— What is needed —
Show every line below where "Contains" can be found.

— Input records —
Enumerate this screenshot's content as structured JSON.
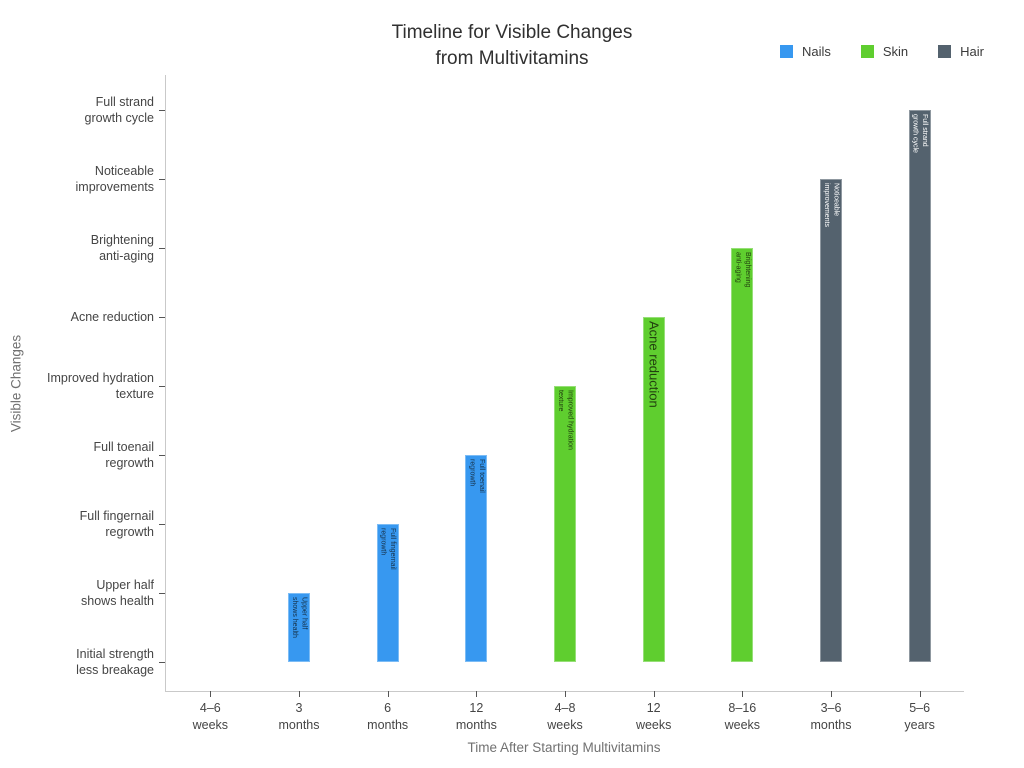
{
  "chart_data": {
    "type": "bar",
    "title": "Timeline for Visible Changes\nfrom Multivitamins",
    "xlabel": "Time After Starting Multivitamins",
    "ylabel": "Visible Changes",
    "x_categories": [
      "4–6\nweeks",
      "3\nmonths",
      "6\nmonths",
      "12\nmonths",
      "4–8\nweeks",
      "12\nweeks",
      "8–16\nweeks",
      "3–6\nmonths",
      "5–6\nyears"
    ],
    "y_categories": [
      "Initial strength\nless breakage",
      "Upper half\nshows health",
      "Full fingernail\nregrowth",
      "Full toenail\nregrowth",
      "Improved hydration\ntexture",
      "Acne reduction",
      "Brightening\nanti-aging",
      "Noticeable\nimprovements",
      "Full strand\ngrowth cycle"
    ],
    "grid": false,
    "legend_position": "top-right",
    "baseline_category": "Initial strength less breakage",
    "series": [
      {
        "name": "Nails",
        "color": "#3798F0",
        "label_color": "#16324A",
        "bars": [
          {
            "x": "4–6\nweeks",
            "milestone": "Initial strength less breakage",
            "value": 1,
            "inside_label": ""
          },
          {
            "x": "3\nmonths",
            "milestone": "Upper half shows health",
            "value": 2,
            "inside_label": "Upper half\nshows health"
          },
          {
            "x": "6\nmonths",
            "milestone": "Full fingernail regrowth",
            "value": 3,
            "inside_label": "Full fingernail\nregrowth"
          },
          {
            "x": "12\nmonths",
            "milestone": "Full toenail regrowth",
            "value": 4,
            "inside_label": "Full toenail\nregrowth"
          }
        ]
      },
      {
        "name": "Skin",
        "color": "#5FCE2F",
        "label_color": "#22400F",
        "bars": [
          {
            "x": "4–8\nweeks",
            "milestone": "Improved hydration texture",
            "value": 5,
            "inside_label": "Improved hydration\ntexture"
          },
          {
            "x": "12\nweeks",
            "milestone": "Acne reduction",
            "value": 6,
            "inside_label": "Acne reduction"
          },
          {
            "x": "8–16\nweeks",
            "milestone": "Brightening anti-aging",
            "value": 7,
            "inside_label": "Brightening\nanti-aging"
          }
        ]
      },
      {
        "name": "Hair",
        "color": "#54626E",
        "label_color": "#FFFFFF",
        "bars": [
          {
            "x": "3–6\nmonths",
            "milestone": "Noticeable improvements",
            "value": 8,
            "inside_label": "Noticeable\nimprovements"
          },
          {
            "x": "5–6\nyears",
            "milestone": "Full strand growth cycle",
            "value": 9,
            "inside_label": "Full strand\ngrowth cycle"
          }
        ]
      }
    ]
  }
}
==
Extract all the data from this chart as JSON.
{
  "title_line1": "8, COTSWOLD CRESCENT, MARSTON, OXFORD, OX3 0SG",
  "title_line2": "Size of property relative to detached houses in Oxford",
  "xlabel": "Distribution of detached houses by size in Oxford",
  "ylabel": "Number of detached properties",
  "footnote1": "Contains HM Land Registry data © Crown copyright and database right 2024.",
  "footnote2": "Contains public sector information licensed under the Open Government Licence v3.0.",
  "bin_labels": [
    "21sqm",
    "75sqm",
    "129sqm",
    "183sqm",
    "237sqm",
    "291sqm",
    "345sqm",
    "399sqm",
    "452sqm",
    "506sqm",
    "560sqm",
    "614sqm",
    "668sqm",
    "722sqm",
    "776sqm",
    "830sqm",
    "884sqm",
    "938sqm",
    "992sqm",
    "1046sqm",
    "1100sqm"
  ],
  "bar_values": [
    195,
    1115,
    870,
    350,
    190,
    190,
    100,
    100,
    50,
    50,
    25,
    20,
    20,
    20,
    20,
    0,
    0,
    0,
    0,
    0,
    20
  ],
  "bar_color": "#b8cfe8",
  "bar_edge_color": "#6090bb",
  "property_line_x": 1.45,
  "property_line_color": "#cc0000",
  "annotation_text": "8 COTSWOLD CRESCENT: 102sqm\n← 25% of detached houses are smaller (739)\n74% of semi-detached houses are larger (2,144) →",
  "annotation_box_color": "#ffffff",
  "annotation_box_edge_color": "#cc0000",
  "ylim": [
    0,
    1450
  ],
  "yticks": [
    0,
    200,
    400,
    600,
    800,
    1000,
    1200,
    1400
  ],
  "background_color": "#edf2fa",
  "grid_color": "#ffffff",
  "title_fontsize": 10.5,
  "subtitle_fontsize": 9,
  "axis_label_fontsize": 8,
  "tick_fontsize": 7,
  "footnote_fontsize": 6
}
...
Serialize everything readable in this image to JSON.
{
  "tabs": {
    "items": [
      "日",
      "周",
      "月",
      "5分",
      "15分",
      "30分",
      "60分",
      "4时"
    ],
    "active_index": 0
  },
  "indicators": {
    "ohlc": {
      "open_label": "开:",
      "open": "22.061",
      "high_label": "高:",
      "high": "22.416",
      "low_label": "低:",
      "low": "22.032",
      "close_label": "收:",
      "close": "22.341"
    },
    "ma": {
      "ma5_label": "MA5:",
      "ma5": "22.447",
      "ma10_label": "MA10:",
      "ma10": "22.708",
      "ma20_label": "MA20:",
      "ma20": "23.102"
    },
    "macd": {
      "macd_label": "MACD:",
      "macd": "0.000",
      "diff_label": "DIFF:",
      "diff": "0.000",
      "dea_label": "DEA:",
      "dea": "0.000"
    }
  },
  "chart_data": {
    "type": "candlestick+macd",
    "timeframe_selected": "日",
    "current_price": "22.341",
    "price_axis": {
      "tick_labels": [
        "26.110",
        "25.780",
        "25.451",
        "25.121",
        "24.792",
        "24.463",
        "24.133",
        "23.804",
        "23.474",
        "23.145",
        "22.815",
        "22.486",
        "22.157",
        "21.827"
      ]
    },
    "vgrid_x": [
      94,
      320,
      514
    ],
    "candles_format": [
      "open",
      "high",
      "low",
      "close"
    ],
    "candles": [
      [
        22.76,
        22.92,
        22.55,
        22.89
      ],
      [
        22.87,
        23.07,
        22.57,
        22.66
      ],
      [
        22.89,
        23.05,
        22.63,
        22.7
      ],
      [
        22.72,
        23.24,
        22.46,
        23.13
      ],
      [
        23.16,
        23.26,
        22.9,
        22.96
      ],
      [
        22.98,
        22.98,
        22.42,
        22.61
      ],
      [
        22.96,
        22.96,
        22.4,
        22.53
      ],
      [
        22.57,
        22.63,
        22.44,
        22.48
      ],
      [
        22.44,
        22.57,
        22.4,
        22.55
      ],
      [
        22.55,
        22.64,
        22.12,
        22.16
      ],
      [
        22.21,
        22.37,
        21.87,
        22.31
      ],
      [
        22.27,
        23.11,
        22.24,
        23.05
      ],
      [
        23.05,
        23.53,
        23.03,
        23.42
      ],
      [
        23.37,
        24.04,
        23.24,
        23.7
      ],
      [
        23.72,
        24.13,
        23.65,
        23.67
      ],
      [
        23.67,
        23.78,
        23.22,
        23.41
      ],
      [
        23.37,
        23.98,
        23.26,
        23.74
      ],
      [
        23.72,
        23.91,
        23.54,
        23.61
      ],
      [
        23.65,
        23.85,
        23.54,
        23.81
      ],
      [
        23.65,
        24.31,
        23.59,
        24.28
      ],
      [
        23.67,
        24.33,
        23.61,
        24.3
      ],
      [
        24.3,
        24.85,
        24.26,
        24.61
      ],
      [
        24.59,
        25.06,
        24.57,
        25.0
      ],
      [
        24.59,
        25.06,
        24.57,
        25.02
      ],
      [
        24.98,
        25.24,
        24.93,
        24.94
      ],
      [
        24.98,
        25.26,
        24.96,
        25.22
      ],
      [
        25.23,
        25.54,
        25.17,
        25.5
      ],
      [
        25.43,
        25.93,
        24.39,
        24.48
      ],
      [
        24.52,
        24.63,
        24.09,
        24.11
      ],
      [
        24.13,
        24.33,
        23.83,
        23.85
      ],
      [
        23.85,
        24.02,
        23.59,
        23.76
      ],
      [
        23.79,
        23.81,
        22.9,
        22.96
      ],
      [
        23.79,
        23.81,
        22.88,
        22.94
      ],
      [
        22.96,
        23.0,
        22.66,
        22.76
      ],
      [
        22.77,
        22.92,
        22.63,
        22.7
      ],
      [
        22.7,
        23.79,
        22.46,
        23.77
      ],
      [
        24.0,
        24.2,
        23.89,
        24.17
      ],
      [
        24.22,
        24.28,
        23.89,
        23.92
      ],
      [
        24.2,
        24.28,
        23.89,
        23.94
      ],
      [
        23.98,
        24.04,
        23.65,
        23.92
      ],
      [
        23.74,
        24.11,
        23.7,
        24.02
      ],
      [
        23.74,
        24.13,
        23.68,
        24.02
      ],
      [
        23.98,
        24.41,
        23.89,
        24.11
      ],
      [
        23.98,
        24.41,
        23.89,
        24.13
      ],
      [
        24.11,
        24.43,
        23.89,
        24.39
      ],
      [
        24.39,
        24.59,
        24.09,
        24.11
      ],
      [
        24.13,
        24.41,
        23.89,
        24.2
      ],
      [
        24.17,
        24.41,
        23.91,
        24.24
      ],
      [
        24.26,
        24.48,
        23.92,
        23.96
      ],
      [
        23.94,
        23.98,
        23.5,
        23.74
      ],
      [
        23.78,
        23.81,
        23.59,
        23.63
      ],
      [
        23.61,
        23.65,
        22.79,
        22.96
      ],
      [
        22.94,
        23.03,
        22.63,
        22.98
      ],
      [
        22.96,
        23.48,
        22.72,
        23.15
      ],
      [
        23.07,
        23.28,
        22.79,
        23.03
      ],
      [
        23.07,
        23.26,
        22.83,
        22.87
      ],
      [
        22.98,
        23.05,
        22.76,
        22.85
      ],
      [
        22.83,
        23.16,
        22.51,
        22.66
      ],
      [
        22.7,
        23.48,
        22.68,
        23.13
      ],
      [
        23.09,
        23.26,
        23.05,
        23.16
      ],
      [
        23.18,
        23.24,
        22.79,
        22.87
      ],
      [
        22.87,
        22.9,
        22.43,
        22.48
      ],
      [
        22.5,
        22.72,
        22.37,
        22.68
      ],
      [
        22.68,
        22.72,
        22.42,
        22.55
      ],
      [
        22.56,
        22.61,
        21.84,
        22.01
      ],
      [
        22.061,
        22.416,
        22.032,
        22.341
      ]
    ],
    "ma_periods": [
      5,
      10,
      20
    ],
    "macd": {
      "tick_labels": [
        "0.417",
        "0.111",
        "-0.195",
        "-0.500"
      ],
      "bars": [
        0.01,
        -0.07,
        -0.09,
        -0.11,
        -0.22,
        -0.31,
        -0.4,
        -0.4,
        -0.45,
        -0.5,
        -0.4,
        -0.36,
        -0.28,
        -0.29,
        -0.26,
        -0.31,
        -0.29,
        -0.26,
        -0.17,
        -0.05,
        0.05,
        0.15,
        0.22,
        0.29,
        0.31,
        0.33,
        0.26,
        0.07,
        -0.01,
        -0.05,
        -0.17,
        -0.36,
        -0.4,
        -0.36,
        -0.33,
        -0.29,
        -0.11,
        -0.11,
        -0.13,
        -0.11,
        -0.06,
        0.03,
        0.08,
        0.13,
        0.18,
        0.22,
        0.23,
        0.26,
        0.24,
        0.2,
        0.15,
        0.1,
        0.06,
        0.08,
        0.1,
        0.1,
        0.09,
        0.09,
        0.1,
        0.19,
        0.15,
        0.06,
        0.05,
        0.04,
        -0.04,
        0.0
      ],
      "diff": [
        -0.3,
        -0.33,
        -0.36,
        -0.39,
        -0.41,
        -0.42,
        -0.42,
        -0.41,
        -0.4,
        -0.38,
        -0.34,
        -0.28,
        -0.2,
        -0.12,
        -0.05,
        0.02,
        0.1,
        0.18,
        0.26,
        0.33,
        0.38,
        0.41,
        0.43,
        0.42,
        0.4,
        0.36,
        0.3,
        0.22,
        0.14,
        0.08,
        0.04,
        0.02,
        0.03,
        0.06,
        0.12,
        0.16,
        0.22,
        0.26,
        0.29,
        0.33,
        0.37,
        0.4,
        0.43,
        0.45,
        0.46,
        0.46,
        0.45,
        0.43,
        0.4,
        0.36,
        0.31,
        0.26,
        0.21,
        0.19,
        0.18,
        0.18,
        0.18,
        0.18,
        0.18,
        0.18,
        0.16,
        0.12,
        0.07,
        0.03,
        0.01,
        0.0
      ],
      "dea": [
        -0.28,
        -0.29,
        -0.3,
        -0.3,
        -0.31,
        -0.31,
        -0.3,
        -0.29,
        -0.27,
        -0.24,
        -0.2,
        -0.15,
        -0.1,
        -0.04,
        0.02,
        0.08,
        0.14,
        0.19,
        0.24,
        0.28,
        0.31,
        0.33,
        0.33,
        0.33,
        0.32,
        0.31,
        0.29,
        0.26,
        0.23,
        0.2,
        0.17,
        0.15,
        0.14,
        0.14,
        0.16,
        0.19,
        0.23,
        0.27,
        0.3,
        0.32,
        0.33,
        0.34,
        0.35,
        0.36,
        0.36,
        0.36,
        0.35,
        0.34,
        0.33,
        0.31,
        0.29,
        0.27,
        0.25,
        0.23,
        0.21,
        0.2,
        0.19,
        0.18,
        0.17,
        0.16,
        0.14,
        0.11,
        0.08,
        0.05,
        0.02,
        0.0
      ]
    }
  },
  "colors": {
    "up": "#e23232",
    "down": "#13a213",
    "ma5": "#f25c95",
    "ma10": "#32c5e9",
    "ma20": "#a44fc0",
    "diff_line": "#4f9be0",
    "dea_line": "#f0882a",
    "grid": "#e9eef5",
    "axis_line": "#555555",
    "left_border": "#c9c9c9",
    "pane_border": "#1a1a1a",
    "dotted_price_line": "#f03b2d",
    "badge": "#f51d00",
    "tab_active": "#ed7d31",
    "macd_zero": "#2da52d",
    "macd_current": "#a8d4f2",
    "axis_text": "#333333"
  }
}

— Written response —
  "footnote1": "Contains HM Land Registry data © Crown copyright and database right 2024.",
  "footnote2": "Contains public sector information licensed under the Open Government Licence v3.0.",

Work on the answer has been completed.